Requirements: Turn each line of the material below into a row of a Markdown table with the columns "Row" and "Line". Number the rows in order and leave out any blank lines.

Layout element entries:
===

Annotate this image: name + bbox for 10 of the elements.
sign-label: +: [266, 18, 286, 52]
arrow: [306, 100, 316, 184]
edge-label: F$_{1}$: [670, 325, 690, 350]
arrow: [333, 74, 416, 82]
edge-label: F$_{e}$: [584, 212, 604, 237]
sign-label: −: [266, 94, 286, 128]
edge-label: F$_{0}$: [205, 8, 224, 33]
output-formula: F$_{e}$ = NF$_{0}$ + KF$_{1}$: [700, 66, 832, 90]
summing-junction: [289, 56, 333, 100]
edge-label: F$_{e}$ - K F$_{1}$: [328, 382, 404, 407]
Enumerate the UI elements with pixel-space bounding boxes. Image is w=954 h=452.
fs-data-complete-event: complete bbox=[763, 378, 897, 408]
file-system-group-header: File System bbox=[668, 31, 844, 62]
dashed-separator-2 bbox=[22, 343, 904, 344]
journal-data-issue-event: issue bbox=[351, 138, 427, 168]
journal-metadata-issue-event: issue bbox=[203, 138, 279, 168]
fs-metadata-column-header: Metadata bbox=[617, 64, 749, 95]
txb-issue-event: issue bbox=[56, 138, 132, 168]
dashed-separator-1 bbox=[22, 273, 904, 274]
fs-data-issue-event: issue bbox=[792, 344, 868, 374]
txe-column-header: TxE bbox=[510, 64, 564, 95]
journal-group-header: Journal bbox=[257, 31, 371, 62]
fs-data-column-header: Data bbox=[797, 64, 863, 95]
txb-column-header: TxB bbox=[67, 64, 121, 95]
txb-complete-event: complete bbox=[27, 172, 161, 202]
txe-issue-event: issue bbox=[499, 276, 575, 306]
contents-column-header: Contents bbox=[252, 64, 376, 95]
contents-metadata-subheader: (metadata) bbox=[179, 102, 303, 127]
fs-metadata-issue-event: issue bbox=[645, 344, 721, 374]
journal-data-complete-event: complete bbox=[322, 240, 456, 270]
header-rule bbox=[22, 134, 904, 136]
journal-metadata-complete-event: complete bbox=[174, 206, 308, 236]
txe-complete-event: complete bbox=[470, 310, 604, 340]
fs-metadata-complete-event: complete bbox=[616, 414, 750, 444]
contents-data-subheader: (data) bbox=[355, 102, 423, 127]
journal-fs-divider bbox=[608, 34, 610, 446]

===

Final result:
| Row | Line |
|---|---|
| 1 | Annotate this image: name + bbox for 10 of the elements. |
| 2 | sign-label: +: [266, 18, 286, 52] |
| 3 | arrow: [306, 100, 316, 184] |
| 4 | edge-label: F$_{1}$: [670, 325, 690, 350] |
| 5 | arrow: [333, 74, 416, 82] |
| 6 | edge-label: F$_{e}$: [584, 212, 604, 237] |
| 7 | sign-label: −: [266, 94, 286, 128] |
| 8 | edge-label: F$_{0}$: [205, 8, 224, 33] |
| 9 | output-formula: F$_{e}$ = NF$_{0}$ + KF$_{1}$: [700, 66, 832, 90] |
| 10 | summing-junction: [289, 56, 333, 100] |
| 11 | edge-label: F$_{e}$ - K F$_{1}$: [328, 382, 404, 407] |
| 12 | Enumerate the UI elements with pixel-space bounding boxes. Image is w=954 h=452. |
| 13 | fs-data-complete-event: complete bbox=[763, 378, 897, 408] |
| 14 | file-system-group-header: File System bbox=[668, 31, 844, 62] |
| 15 | dashed-separator-2 bbox=[22, 343, 904, 344] |
| 16 | journal-data-issue-event: issue bbox=[351, 138, 427, 168] |
| 17 | journal-metadata-issue-event: issue bbox=[203, 138, 279, 168] |
| 18 | fs-metadata-column-header: Metadata bbox=[617, 64, 749, 95] |
| 19 | txb-issue-event: issue bbox=[56, 138, 132, 168] |
| 20 | dashed-separator-1 bbox=[22, 273, 904, 274] |
| 21 | fs-data-issue-event: issue bbox=[792, 344, 868, 374] |
| 22 | txe-column-header: TxE bbox=[510, 64, 564, 95] |
| 23 | journal-group-header: Journal bbox=[257, 31, 371, 62] |
| 24 | fs-data-column-header: Data bbox=[797, 64, 863, 95] |
| 25 | txb-column-header: TxB bbox=[67, 64, 121, 95] |
| 26 | txb-complete-event: complete bbox=[27, 172, 161, 202] |
| 27 | txe-issue-event: issue bbox=[499, 276, 575, 306] |
| 28 | contents-column-header: Contents bbox=[252, 64, 376, 95] |
| 29 | contents-metadata-subheader: (metadata) bbox=[179, 102, 303, 127] |
| 30 | fs-metadata-issue-event: issue bbox=[645, 344, 721, 374] |
| 31 | journal-data-complete-event: complete bbox=[322, 240, 456, 270] |
| 32 | header-rule bbox=[22, 134, 904, 136] |
| 33 | journal-metadata-complete-event: complete bbox=[174, 206, 308, 236] |
| 34 | txe-complete-event: complete bbox=[470, 310, 604, 340] |
| 35 | fs-metadata-complete-event: complete bbox=[616, 414, 750, 444] |
| 36 | contents-data-subheader: (data) bbox=[355, 102, 423, 127] |
| 37 | journal-fs-divider bbox=[608, 34, 610, 446] |